**Data supplied**.
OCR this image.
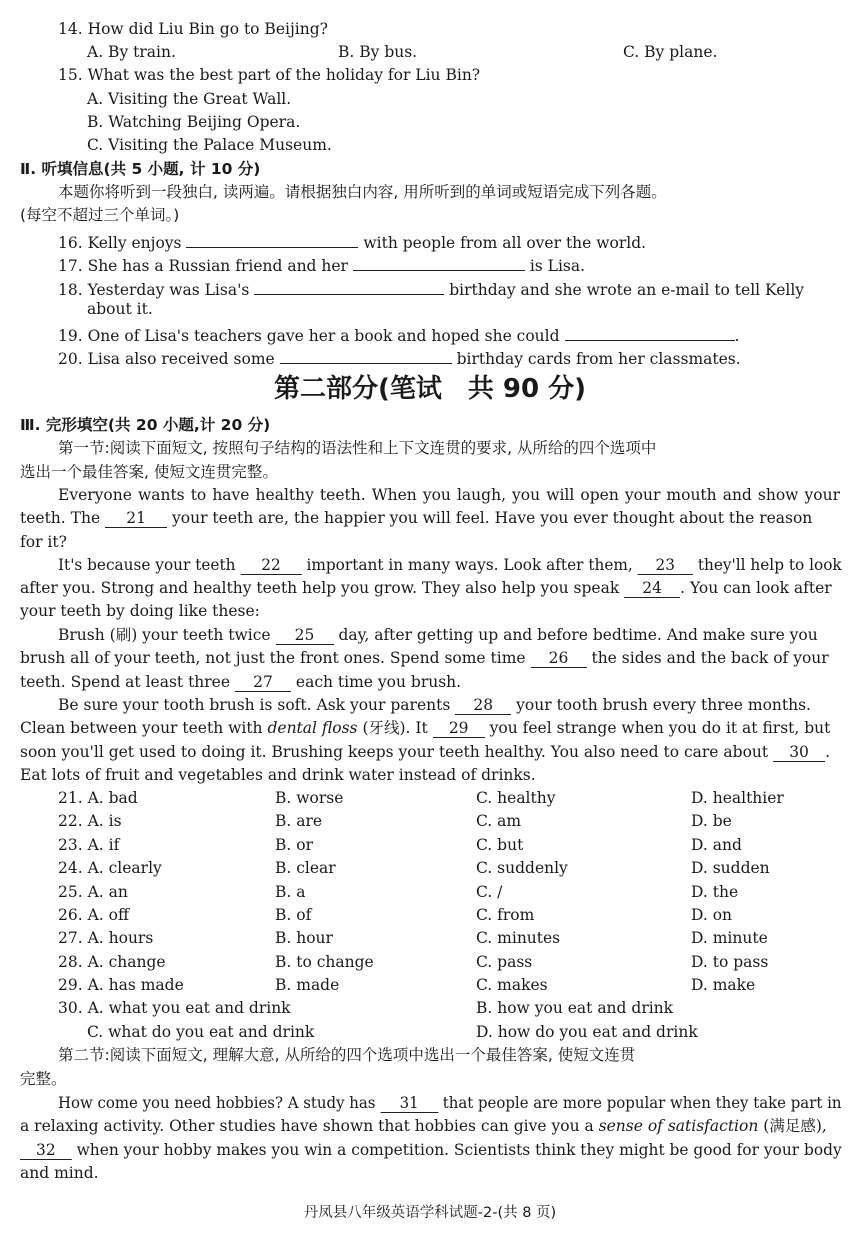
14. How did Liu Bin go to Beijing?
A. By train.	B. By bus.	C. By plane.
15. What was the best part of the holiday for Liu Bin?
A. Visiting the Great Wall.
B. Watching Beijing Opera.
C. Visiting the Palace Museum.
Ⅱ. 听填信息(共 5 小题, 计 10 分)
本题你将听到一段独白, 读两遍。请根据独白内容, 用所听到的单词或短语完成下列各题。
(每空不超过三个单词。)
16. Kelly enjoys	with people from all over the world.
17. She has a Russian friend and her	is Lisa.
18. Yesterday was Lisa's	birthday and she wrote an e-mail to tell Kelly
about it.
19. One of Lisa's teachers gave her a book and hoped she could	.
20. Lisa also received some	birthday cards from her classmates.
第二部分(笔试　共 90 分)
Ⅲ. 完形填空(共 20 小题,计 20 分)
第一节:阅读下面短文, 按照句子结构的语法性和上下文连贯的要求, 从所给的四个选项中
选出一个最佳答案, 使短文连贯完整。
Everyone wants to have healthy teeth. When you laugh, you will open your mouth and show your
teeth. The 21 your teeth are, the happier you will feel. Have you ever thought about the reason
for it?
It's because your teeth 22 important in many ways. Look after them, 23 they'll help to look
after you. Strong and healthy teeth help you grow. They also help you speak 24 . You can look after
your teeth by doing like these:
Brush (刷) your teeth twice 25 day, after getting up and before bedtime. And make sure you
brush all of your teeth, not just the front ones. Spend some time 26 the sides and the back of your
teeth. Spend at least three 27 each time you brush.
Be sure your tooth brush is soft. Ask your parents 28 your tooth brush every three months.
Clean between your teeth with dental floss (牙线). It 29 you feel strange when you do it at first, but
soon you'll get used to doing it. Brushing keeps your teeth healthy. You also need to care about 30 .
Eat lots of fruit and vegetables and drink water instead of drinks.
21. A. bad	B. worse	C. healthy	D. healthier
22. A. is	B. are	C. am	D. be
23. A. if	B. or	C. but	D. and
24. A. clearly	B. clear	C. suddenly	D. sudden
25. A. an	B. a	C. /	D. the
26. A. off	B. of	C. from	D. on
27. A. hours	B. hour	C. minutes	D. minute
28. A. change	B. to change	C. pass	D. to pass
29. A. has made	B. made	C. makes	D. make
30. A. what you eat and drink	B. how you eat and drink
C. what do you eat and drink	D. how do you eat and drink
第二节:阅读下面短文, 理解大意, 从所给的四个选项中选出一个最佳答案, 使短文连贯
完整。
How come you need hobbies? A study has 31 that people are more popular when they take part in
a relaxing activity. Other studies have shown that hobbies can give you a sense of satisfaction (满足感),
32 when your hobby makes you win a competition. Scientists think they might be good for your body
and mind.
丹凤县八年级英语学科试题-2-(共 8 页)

* * *

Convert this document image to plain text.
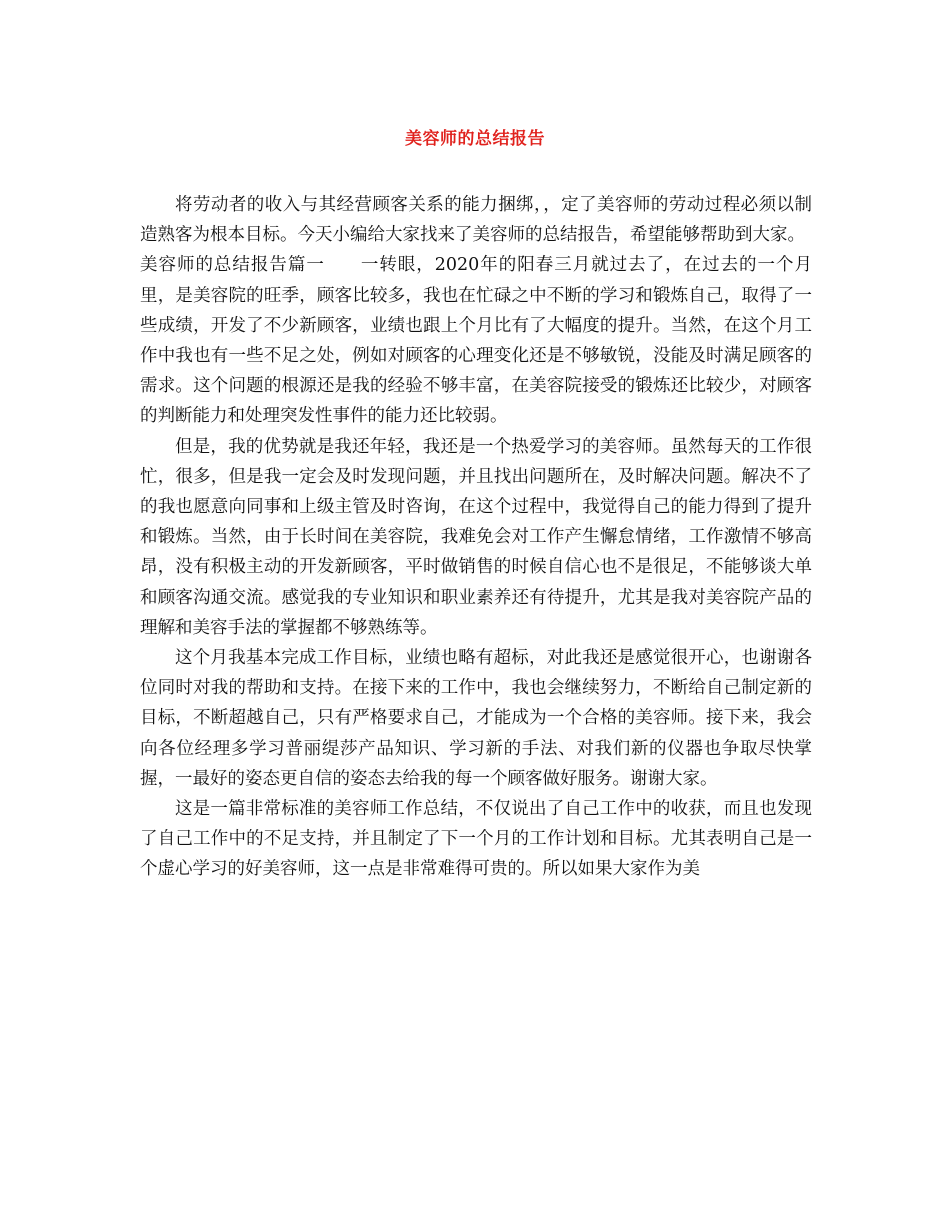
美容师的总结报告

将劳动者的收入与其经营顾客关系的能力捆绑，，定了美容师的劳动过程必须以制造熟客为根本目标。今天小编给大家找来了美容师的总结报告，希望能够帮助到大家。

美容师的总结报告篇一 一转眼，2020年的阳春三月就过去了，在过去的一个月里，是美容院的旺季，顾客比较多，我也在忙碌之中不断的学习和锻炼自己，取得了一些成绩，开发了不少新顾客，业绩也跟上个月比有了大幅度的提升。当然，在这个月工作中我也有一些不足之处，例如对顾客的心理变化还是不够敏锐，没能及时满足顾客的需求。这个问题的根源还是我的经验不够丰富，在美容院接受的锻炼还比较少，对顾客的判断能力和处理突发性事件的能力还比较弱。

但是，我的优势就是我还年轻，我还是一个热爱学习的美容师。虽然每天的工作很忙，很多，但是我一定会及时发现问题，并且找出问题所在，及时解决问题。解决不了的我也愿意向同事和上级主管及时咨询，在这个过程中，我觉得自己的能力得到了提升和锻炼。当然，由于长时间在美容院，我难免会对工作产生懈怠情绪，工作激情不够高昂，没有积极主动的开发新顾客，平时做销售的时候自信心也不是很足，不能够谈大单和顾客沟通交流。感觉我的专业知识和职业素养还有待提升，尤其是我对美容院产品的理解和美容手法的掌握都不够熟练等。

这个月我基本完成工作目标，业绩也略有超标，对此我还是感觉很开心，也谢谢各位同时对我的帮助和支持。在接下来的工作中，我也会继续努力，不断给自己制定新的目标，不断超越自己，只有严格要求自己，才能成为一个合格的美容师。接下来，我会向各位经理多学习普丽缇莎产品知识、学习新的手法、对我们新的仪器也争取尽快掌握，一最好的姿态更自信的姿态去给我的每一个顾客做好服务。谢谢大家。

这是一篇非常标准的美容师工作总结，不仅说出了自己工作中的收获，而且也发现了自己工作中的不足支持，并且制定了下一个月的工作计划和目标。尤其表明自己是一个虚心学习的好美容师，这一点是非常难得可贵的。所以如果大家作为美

**Task to complete**. Locate all lines in the listing above with the word "feel". Copy them.

**Solved problem**.
teeth. The 21 your teeth are, the happier you will feel. Have you ever thought about the reason
Clean between your teeth with dental floss (牙线). It 29 you feel strange when you do it at first, but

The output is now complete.